Transcribe every line exactly. Leave the pictures behind.

------------------------

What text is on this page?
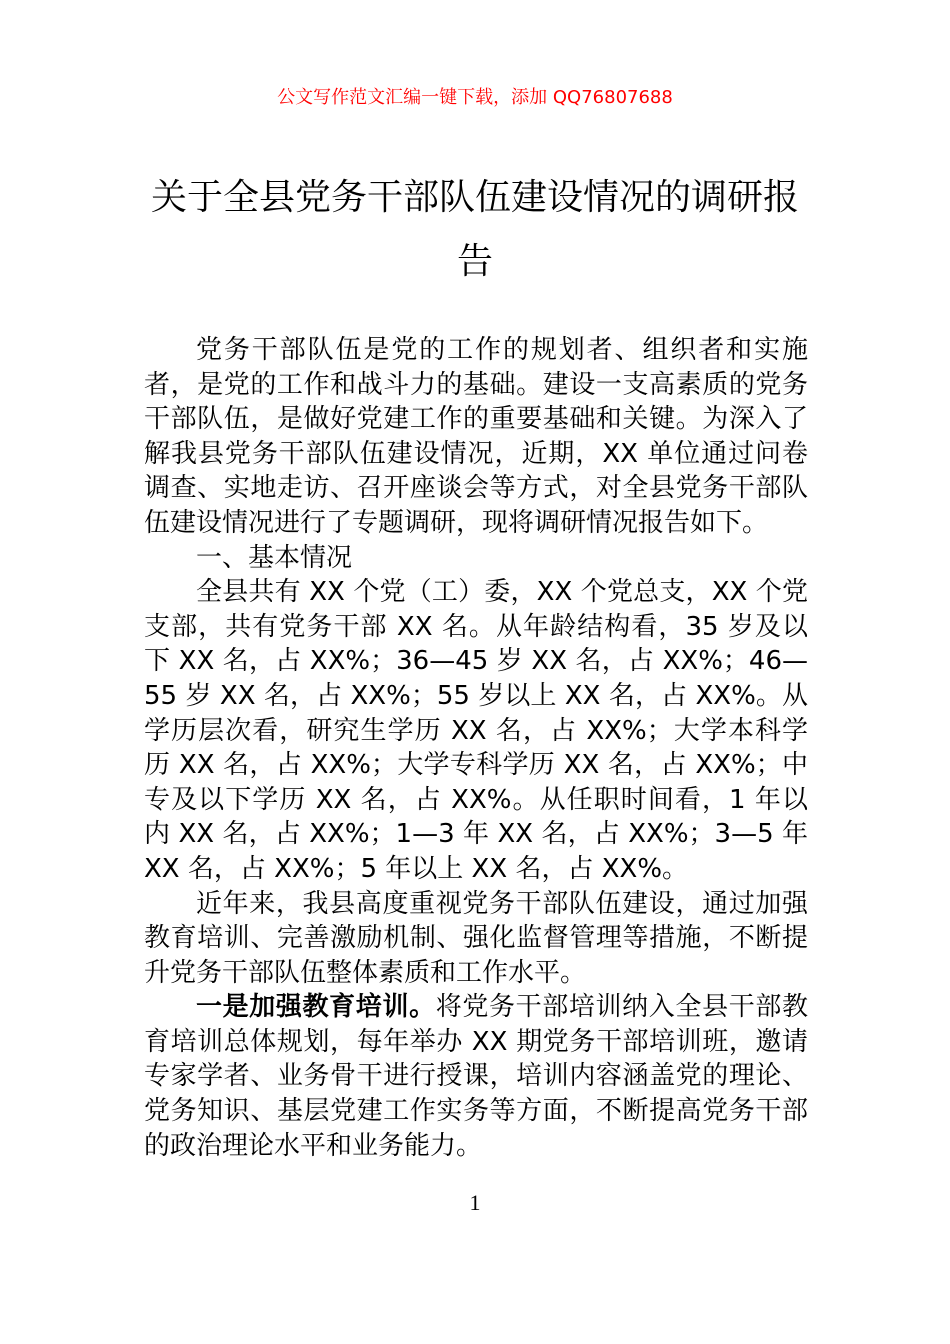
公文写作范文汇编一键下载，添加 QQ76807688
关于全县党务干部队伍建设情况的调研报告

党务干部队伍是党的工作的规划者、组织者和实施者，是党的工作和战斗力的基础。建设一支高素质的党务干部队伍，是做好党建工作的重要基础和关键。为深入了解我县党务干部队伍建设情况，近期，XX 单位通过问卷调查、实地走访、召开座谈会等方式，对全县党务干部队伍建设情况进行了专题调研，现将调研情况报告如下。

一、基本情况

全县共有 XX 个党（工）委，XX 个党总支，XX 个党支部，共有党务干部 XX 名。从年龄结构看，35 岁及以下 XX 名，占 XX%；36—45 岁 XX 名，占 XX%；46—55 岁 XX 名，占 XX%；55 岁以上 XX 名，占 XX%。从学历层次看，研究生学历 XX 名，占 XX%；大学本科学历 XX 名，占 XX%；大学专科学历 XX 名，占 XX%；中专及以下学历 XX 名，占 XX%。从任职时间看，1 年以内 XX 名，占 XX%；1—3 年 XX 名，占 XX%；3—5 年 XX 名，占 XX%；5 年以上 XX 名，占 XX%。

近年来，我县高度重视党务干部队伍建设，通过加强教育培训、完善激励机制、强化监督管理等措施，不断提升党务干部队伍整体素质和工作水平。

一是加强教育培训。将党务干部培训纳入全县干部教育培训总体规划，每年举办 XX 期党务干部培训班，邀请专家学者、业务骨干进行授课，培训内容涵盖党的理论、党务知识、基层党建工作实务等方面，不断提高党务干部的政治理论水平和业务能力。

1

------------------------

■ **IN RESPONSE**:
What text is on this page?
公文写作范文汇编一键下载，添加 QQ76807688
关于全县党务干部队伍建设情况的调研报告

党务干部队伍是党的工作的规划者、组织者和实施者，是党的工作和战斗力的基础。建设一支高素质的党务干部队伍，是做好党建工作的重要基础和关键。为深入了解我县党务干部队伍建设情况，近期，XX 单位通过问卷调查、实地走访、召开座谈会等方式，对全县党务干部队伍建设情况进行了专题调研，现将调研情况报告如下。

一、基本情况

全县共有 XX 个党（工）委，XX 个党总支，XX 个党支部，共有党务干部 XX 名。从年龄结构看，35 岁及以下 XX 名，占 XX%；36—45 岁 XX 名，占 XX%；46—55 岁 XX 名，占 XX%；55 岁以上 XX 名，占 XX%。从学历层次看，研究生学历 XX 名，占 XX%；大学本科学历 XX 名，占 XX%；大学专科学历 XX 名，占 XX%；中专及以下学历 XX 名，占 XX%。从任职时间看，1 年以内 XX 名，占 XX%；1—3 年 XX 名，占 XX%；3—5 年 XX 名，占 XX%；5 年以上 XX 名，占 XX%。

近年来，我县高度重视党务干部队伍建设，通过加强教育培训、完善激励机制、强化监督管理等措施，不断提升党务干部队伍整体素质和工作水平。

一是加强教育培训。将党务干部培训纳入全县干部教育培训总体规划，每年举办 XX 期党务干部培训班，邀请专家学者、业务骨干进行授课，培训内容涵盖党的理论、党务知识、基层党建工作实务等方面，不断提高党务干部的政治理论水平和业务能力。

1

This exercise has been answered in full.